(Data items)
--*--

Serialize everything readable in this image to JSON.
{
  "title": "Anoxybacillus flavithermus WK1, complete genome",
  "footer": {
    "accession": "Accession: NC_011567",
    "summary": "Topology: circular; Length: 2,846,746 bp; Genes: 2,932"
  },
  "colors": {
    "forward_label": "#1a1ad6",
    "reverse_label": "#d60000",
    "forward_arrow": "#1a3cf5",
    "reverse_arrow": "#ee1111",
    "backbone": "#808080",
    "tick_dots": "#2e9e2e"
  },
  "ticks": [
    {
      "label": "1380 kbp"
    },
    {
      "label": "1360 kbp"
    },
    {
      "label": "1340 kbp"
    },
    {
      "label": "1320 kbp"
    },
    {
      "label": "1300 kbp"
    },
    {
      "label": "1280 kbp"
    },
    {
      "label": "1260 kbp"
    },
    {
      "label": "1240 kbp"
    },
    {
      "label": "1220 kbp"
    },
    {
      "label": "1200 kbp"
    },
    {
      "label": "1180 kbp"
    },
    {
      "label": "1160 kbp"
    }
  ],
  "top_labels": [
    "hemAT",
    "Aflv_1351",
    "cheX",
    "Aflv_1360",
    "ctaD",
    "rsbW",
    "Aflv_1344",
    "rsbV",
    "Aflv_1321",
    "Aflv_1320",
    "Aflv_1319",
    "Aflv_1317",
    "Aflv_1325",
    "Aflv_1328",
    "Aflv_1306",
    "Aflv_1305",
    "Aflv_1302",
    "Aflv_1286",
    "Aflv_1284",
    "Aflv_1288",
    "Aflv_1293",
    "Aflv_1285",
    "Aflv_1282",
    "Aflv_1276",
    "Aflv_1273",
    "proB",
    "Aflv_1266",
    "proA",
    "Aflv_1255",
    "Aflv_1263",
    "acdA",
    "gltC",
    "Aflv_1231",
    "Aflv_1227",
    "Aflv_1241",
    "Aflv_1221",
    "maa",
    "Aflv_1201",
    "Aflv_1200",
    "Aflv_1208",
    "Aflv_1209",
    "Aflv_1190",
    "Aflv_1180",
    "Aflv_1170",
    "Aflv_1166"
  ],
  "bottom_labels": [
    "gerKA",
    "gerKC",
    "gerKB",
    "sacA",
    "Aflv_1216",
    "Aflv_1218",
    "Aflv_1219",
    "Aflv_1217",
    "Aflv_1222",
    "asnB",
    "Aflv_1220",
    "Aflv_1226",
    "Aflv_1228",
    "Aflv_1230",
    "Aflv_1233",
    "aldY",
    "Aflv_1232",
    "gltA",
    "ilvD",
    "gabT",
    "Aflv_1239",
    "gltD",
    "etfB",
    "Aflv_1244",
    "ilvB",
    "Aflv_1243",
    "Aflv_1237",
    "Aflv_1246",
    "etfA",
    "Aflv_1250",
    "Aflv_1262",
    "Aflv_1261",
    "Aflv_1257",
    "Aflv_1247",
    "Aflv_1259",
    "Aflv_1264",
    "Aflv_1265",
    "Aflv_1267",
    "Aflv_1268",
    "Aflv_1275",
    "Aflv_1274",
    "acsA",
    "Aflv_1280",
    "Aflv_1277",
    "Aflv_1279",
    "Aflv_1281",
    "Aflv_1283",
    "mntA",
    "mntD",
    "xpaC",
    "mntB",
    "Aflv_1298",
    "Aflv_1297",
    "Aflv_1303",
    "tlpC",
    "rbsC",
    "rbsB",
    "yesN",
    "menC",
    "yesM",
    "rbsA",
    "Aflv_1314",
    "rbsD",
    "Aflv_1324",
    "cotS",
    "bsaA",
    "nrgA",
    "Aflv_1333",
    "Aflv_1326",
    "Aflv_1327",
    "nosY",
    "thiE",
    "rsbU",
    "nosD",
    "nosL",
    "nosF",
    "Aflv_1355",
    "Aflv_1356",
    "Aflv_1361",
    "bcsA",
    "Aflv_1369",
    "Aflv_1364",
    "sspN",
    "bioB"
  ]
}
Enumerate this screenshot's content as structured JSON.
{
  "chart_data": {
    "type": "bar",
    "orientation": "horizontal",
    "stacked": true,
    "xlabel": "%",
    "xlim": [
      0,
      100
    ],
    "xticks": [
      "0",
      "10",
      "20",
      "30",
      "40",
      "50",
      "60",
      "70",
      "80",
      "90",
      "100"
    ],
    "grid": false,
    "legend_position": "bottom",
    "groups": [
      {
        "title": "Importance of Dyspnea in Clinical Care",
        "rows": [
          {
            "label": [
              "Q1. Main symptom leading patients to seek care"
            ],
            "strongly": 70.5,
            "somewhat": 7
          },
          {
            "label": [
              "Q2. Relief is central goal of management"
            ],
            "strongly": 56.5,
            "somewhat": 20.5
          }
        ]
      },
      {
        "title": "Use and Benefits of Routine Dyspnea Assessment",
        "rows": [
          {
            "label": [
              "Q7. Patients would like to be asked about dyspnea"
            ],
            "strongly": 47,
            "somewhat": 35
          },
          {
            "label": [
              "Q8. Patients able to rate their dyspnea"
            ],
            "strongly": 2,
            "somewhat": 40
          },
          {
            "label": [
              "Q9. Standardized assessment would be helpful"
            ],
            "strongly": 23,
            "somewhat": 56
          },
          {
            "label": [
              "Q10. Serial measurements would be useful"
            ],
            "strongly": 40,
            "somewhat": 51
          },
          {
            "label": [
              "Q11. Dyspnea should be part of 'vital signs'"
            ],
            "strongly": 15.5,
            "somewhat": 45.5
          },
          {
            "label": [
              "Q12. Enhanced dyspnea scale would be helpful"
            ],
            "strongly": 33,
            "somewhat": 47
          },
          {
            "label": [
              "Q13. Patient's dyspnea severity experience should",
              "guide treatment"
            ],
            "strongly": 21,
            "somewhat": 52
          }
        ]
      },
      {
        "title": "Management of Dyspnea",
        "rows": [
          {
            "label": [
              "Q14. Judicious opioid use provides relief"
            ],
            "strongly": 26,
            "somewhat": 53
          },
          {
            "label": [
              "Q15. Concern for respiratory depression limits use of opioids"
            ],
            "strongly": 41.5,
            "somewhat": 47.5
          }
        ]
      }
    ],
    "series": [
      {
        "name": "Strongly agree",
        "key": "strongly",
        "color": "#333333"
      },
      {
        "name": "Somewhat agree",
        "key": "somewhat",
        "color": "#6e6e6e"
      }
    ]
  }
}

--*--

WORK ITEM:
Locate the lines above that contain "would" and copy them.

EXERCISE ANSWER:
              "Q7. Patients would like to be asked about dyspnea"
              "Q9. Standardized assessment would be helpful"
              "Q10. Serial measurements would be useful"
              "Q12. Enhanced dyspnea scale would be helpful"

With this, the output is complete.